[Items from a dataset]
============

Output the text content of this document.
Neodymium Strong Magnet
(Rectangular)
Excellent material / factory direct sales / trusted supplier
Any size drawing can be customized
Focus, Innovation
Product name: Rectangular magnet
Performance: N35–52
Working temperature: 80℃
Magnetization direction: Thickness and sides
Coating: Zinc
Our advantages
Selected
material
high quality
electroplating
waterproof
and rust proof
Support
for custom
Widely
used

============

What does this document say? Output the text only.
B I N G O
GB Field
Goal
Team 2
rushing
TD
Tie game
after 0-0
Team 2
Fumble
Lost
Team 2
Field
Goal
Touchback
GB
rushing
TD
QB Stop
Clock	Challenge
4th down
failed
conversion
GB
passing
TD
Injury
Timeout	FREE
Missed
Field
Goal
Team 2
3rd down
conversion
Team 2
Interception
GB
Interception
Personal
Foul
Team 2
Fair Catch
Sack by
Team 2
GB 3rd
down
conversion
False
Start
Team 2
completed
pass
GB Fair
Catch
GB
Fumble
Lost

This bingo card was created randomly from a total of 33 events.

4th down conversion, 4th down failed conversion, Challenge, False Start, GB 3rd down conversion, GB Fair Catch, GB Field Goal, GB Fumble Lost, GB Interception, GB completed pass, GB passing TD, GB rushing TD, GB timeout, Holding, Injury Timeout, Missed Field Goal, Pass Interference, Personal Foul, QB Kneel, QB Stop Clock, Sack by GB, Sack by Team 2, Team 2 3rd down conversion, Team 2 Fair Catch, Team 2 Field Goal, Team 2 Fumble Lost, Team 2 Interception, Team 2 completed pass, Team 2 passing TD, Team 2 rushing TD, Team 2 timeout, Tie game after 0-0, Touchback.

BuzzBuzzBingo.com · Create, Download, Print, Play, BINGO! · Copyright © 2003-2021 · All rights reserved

============

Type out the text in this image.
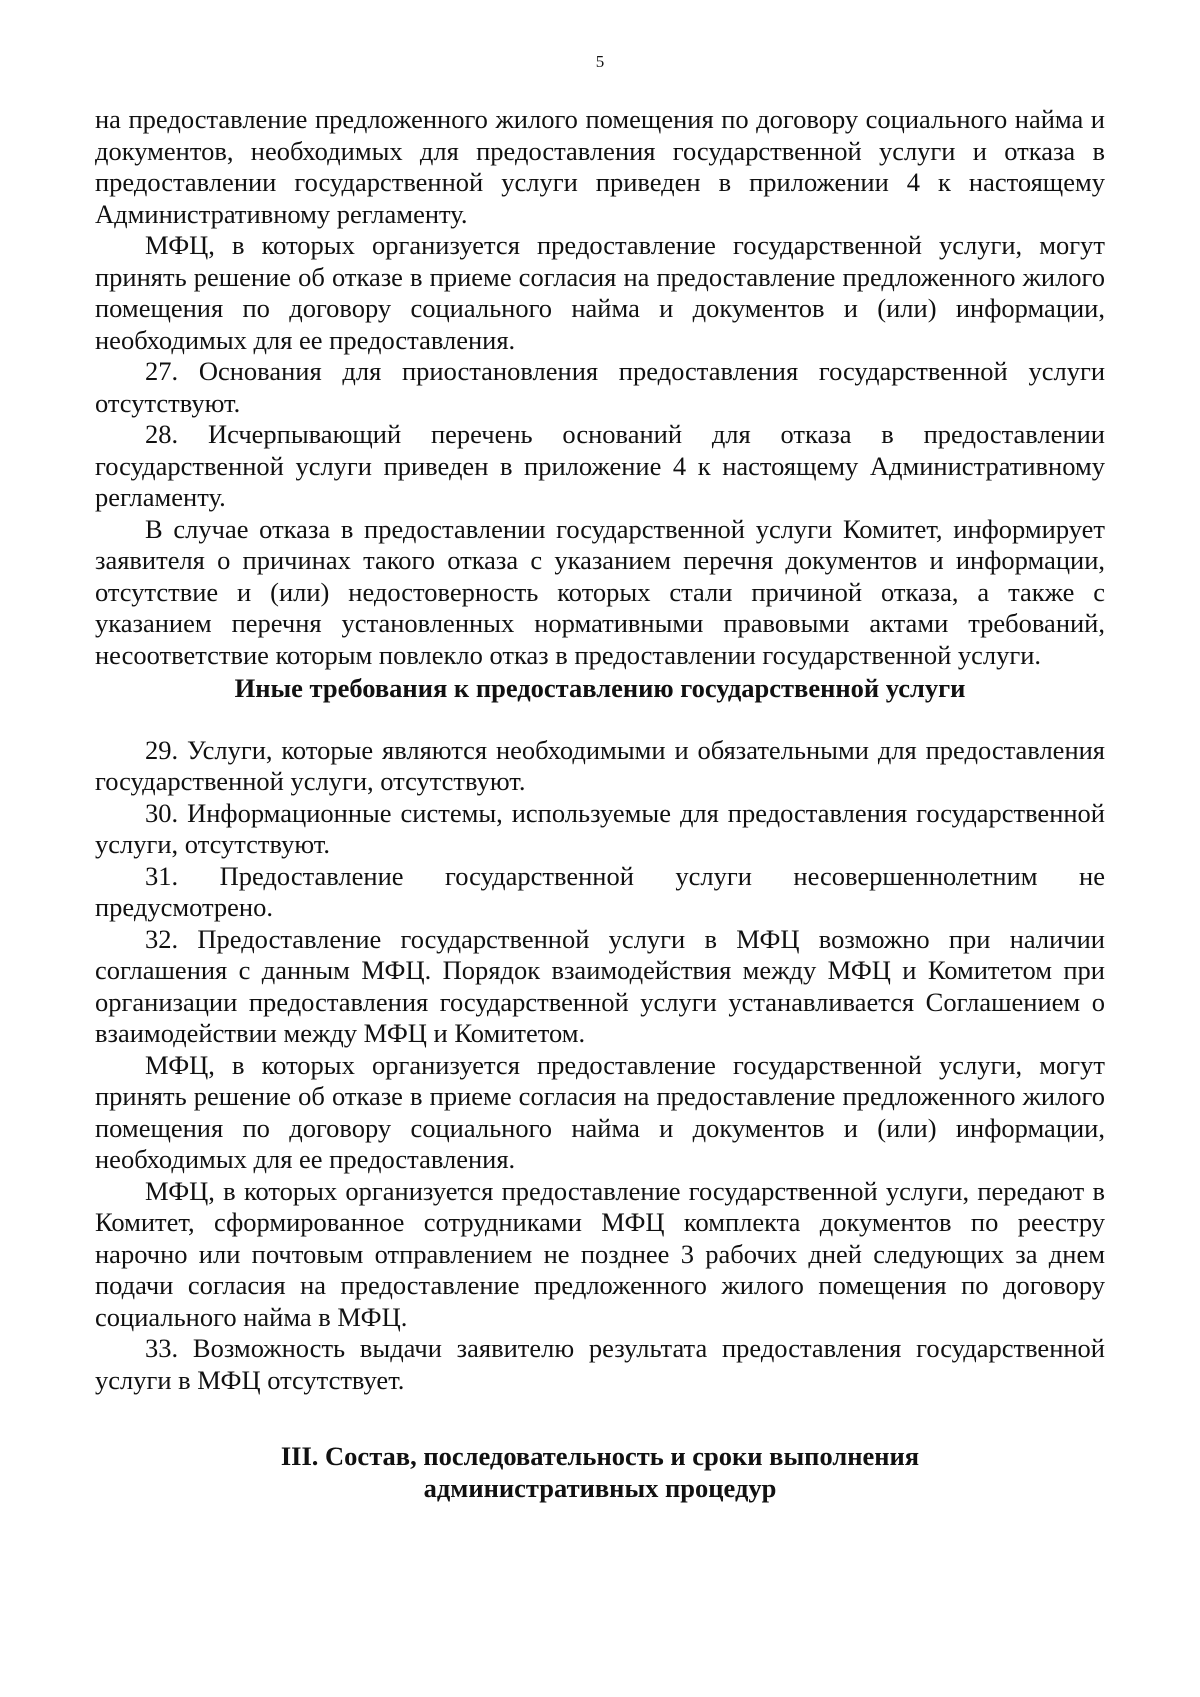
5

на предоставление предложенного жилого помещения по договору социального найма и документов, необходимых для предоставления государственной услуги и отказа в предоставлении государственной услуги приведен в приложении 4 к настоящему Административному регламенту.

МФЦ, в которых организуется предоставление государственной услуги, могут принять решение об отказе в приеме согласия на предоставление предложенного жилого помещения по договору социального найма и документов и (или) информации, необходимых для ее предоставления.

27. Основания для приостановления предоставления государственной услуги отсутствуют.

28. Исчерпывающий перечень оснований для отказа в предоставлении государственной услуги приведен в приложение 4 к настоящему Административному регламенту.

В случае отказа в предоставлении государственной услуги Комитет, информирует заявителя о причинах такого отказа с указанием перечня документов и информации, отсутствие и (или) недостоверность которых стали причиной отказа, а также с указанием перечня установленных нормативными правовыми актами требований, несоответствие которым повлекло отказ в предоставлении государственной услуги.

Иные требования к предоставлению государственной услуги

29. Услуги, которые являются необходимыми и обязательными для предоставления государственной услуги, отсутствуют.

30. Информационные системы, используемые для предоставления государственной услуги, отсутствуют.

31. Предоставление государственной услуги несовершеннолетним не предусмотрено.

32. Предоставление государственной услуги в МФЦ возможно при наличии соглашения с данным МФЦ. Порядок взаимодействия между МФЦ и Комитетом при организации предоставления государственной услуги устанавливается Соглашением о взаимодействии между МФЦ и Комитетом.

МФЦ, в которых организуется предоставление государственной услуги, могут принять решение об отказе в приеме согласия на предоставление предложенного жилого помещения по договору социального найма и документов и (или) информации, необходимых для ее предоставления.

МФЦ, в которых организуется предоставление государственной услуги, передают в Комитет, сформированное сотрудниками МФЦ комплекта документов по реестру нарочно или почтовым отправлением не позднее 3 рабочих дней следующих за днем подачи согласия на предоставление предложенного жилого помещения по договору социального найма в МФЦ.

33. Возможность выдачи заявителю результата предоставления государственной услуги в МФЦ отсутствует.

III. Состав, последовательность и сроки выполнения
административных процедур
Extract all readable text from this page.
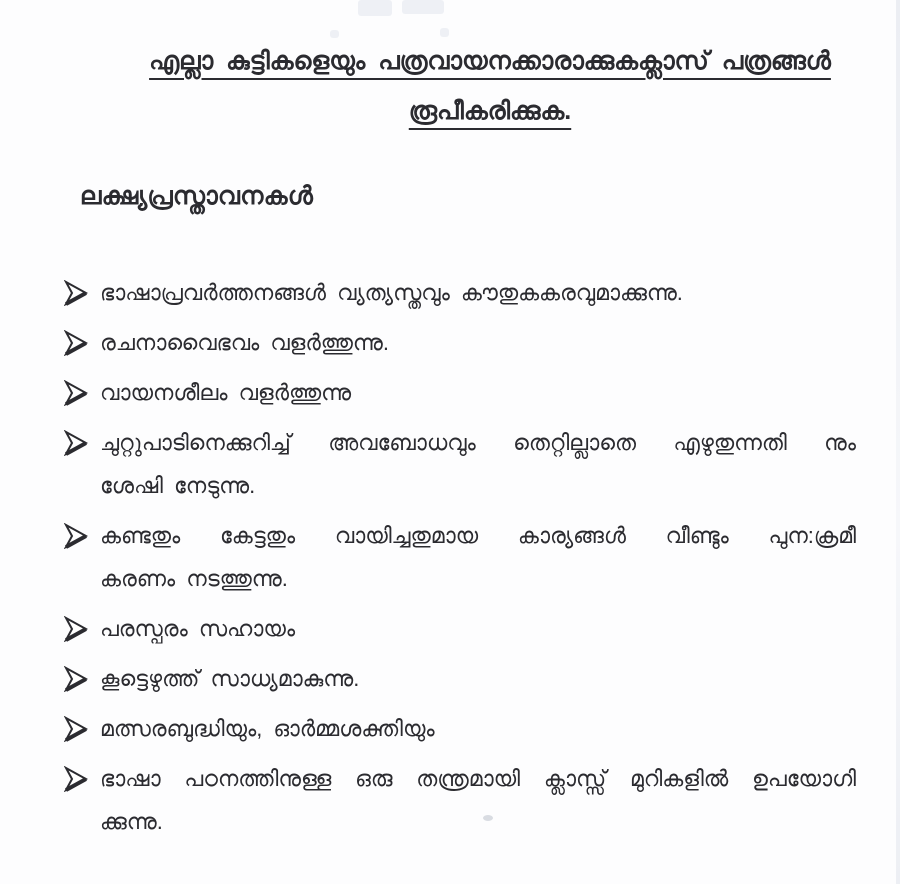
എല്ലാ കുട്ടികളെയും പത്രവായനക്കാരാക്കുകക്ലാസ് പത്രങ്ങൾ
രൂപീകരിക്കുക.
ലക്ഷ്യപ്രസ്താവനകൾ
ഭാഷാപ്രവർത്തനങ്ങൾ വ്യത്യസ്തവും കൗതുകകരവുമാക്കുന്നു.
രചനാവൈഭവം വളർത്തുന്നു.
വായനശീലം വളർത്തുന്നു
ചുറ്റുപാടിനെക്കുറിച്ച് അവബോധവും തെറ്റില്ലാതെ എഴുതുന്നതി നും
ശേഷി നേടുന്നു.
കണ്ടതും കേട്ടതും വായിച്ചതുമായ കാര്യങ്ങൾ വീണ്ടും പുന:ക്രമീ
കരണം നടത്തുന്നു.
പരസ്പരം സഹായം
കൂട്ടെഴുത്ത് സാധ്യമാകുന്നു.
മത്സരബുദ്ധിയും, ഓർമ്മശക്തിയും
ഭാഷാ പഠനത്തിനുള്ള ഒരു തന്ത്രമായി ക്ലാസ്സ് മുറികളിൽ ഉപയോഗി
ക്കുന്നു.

============

▸ **Given task**
Check each line of the data above for the word "Rectangular", then state how many lines have it. Give the number alone.

▸ **Exercise result**
2